(Extracted data entries)
----------

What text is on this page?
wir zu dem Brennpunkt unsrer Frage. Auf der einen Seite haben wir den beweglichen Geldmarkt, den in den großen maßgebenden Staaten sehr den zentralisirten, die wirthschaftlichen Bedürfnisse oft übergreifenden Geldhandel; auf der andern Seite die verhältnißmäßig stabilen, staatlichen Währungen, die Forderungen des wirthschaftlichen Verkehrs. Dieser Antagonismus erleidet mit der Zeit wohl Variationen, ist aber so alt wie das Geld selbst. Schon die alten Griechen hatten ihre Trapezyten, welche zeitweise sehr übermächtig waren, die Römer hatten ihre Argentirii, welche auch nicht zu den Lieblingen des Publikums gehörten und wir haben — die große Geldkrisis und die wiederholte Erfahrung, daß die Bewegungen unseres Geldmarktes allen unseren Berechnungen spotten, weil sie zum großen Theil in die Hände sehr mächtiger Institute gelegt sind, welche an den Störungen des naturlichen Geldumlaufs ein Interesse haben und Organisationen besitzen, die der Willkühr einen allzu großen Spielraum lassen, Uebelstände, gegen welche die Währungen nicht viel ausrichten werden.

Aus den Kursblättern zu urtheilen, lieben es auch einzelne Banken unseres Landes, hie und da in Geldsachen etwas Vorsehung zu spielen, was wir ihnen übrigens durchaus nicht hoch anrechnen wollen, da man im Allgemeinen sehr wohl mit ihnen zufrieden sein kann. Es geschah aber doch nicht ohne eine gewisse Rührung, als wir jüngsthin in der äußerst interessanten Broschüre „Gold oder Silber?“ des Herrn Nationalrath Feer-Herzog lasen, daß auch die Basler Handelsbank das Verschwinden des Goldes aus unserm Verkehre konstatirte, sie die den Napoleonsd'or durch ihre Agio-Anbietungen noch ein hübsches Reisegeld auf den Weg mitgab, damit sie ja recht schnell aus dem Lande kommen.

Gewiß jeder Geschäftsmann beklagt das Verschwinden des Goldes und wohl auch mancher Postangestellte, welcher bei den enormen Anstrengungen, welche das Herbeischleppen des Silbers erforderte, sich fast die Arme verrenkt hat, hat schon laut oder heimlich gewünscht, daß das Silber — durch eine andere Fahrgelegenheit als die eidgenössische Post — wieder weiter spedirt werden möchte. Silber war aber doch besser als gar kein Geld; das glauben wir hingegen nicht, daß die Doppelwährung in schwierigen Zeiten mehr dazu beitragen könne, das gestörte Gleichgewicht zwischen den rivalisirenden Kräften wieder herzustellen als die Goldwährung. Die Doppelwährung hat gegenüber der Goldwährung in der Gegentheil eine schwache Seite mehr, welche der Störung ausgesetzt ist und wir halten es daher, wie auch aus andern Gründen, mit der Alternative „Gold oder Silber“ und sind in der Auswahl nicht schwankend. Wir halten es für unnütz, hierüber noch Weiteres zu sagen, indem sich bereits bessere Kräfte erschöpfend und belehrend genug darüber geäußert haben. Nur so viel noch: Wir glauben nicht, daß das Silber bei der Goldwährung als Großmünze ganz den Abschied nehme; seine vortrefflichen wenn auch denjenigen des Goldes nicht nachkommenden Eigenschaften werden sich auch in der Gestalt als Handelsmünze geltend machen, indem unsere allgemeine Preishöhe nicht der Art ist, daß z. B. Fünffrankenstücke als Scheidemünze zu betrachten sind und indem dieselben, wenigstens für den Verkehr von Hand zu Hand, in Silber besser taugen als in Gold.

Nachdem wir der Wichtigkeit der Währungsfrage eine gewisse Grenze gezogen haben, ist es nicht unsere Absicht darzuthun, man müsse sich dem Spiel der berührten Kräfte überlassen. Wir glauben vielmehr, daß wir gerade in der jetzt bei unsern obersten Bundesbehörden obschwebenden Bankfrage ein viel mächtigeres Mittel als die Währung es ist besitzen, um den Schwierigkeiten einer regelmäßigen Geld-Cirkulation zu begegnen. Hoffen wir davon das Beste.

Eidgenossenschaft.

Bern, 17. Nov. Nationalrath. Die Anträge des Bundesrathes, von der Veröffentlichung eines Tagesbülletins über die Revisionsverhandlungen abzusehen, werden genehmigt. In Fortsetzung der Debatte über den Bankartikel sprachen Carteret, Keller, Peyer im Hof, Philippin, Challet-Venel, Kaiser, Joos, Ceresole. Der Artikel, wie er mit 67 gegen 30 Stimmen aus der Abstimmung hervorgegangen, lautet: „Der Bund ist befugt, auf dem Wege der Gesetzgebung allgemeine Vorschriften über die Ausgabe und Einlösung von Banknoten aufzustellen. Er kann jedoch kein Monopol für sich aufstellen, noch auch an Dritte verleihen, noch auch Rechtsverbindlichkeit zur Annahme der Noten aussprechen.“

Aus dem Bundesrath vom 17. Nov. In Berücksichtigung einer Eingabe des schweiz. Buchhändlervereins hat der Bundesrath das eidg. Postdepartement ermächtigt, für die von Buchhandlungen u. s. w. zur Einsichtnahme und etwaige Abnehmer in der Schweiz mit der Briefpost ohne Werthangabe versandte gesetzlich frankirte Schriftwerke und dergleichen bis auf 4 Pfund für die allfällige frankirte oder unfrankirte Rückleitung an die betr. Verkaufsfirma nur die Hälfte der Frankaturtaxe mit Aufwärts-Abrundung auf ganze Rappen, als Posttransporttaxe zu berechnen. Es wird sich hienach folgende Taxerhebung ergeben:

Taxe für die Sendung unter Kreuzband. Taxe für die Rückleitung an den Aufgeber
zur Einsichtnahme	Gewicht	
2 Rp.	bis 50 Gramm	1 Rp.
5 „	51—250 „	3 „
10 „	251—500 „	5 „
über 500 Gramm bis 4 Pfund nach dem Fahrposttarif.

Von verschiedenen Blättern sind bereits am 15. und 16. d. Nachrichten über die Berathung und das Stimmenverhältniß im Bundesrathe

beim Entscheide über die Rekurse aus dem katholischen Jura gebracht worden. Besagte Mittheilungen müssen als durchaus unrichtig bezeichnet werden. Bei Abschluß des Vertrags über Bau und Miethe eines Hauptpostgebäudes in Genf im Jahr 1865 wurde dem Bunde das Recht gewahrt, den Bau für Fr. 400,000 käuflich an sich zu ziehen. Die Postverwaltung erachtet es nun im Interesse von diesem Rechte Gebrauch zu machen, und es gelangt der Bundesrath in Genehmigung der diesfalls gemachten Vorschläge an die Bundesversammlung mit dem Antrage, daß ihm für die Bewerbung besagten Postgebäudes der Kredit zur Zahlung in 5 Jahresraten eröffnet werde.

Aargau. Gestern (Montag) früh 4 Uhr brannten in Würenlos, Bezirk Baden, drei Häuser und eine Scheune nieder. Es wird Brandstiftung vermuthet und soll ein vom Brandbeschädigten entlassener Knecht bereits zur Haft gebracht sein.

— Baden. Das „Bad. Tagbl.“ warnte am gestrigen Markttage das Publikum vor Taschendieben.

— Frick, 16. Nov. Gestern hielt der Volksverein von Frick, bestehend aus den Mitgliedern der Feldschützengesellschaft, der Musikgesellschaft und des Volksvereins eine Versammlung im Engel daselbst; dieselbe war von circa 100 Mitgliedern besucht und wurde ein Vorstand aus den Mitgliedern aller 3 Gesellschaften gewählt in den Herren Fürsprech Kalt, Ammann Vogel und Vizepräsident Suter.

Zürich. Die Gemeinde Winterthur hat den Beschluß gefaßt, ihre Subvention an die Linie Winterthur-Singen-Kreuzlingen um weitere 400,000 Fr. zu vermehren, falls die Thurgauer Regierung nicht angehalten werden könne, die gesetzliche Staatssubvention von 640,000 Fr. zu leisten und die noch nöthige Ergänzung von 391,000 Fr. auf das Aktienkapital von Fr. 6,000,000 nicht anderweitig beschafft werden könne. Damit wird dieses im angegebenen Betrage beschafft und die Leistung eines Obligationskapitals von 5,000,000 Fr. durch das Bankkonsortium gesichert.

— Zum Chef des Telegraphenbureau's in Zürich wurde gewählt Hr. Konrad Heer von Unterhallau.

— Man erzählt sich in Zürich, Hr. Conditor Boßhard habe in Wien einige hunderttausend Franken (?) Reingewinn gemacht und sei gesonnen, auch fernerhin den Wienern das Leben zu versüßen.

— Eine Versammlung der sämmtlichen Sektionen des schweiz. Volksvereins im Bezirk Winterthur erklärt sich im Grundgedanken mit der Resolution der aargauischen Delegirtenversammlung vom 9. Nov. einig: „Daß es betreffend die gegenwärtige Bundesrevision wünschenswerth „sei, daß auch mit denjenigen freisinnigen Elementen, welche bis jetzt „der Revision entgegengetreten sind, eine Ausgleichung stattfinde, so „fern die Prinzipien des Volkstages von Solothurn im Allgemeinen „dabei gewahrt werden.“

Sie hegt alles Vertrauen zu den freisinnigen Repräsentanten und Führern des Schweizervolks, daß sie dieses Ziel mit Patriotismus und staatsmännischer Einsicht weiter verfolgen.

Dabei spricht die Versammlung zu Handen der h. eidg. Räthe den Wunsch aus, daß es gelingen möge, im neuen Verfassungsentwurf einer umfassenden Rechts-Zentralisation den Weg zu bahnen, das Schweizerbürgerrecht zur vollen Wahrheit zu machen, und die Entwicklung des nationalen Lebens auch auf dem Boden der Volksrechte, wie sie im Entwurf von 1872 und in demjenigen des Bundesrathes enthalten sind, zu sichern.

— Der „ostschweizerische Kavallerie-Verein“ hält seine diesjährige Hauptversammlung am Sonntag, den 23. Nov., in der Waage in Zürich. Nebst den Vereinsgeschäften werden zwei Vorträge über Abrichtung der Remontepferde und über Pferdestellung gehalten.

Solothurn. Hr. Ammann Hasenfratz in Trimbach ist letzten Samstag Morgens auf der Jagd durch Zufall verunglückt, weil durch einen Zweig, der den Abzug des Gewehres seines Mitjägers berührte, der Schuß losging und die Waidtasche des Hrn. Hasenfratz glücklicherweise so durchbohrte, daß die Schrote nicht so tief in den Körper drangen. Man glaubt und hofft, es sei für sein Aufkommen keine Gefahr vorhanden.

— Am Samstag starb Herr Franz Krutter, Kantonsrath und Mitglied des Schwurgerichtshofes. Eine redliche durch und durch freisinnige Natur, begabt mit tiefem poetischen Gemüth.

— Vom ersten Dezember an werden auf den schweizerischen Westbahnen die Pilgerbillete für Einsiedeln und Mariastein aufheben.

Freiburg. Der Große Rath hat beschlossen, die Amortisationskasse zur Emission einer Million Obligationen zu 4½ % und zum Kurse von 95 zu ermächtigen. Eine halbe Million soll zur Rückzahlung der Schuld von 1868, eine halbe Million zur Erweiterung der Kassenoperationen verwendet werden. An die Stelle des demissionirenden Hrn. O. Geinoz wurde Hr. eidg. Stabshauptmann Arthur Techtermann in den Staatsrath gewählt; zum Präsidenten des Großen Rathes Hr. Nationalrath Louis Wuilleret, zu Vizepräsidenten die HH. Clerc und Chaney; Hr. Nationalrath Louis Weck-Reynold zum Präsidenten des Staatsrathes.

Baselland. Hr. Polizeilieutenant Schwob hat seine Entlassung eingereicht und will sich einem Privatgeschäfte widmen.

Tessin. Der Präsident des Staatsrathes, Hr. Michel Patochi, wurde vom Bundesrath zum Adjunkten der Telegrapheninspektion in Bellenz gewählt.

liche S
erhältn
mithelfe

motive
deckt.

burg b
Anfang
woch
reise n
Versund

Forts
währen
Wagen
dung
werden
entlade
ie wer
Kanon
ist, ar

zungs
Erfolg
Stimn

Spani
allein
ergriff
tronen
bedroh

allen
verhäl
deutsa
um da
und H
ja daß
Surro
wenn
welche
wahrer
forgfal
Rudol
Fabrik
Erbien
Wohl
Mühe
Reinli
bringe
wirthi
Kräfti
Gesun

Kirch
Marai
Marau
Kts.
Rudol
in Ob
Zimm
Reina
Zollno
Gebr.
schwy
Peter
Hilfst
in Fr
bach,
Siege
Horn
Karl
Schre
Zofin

----------

### AIM:
Gather every line containing the word "Baden" and copy it.

### CORRECT RESPONSE:
Aargau. Gestern (Montag) früh 4 Uhr brannten in Würenlos, Bezirk Baden, drei Häuser und eine Scheune nieder. Es wird Brandstiftung vermuthet und soll ein vom Brandbeschädigten entlassener Knecht bereits zur Haft gebracht sein.
— Baden. Das „Bad. Tagbl.“ warnte am gestrigen Markttage das Publikum vor Taschendieben.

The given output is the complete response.